__Given problem__
Locate every line in the records below that contains the word "закона", and copy each one.
>> start
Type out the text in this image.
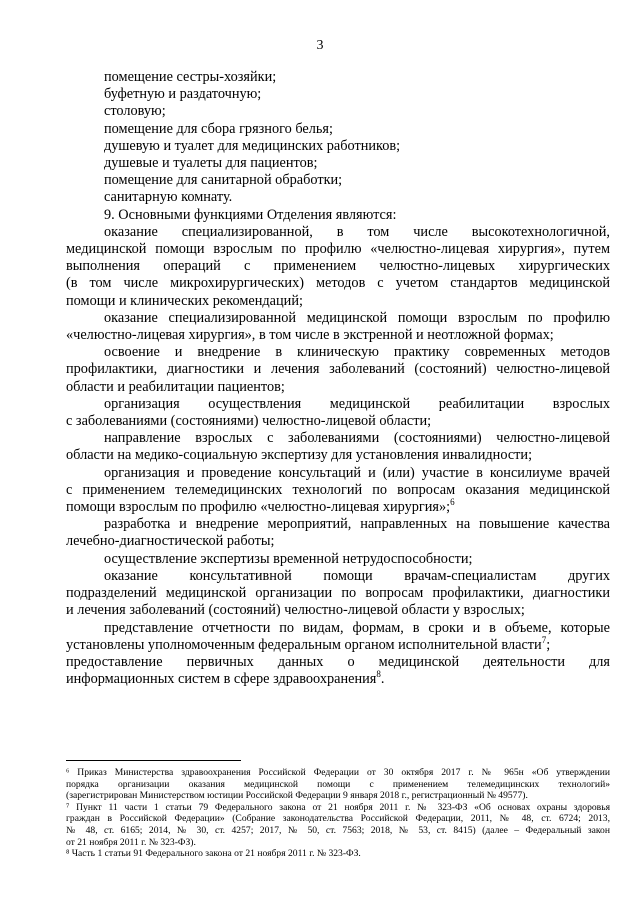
3
помещение сестры-хозяйки;
буфетную и раздаточную;
столовую;
помещение для сбора грязного белья;
душевую и туалет для медицинских работников;
душевые и туалеты для пациентов;
помещение для санитарной обработки;
санитарную комнату.
9. Основными функциями Отделения являются:
оказание специализированной, в том числе высокотехнологичной,
медицинской помощи взрослым по профилю «челюстно-лицевая хирургия», путем
выполнения операций с применением челюстно-лицевых хирургических
(в том числе микрохирургических) методов с учетом стандартов медицинской
помощи и клинических рекомендаций;
оказание специализированной медицинской помощи взрослым по профилю
«челюстно-лицевая хирургия», в том числе в экстренной и неотложной формах;
освоение и внедрение в клиническую практику современных методов
профилактики, диагностики и лечения заболеваний (состояний) челюстно-лицевой
области и реабилитации пациентов;
организация осуществления медицинской реабилитации взрослых
с заболеваниями (состояниями) челюстно-лицевой области;
направление взрослых с заболеваниями (состояниями) челюстно-лицевой
области на медико-социальную экспертизу для установления инвалидности;
организация и проведение консультаций и (или) участие в консилиуме врачей
с применением телемедицинских технологий по вопросам оказания медицинской
помощи взрослым по профилю «челюстно-лицевая хирургия»;$^6$
разработка и внедрение мероприятий, направленных на повышение качества
лечебно-диагностической работы;
осуществление экспертизы временной нетрудоспособности;
оказание консультативной помощи врачам-специалистам других
подразделений медицинской организации по вопросам профилактики, диагностики
и лечения заболеваний (состояний) челюстно-лицевой области у взрослых;
представление отчетности по видам, формам, в сроки и в объеме, которые
установлены уполномоченным федеральным органом исполнительной власти$^7$;
предоставление первичных данных о медицинской деятельности для
информационных систем в сфере здравоохранения$^8$.
⁶ Приказ Министерства здравоохранения Российской Федерации от 30 октября 2017 г. № 965н «Об утверждении
порядка организации оказания медицинской помощи с применением телемедицинских технологий»
(зарегистрирован Министерством юстиции Российской Федерации 9 января 2018 г., регистрационный № 49577).
⁷ Пункт 11 части 1 статьи 79 Федерального закона от 21 ноября 2011 г. № 323-ФЗ «Об основах охраны здоровья
граждан в Российской Федерации» (Собрание законодательства Российской Федерации, 2011, № 48, ст. 6724; 2013,
№ 48, ст. 6165; 2014, № 30, ст. 4257; 2017, № 50, ст. 7563; 2018, № 53, ст. 8415) (далее – Федеральный закон
от 21 ноября 2011 г. № 323-ФЗ).
⁸ Часть 1 статьи 91 Федерального закона от 21 ноября 2011 г. № 323-ФЗ.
>> end
__Final result__
⁷ Пункт 11 части 1 статьи 79 Федерального закона от 21 ноября 2011 г. № 323-ФЗ «Об основах охраны здоровья
⁸ Часть 1 статьи 91 Федерального закона от 21 ноября 2011 г. № 323-ФЗ.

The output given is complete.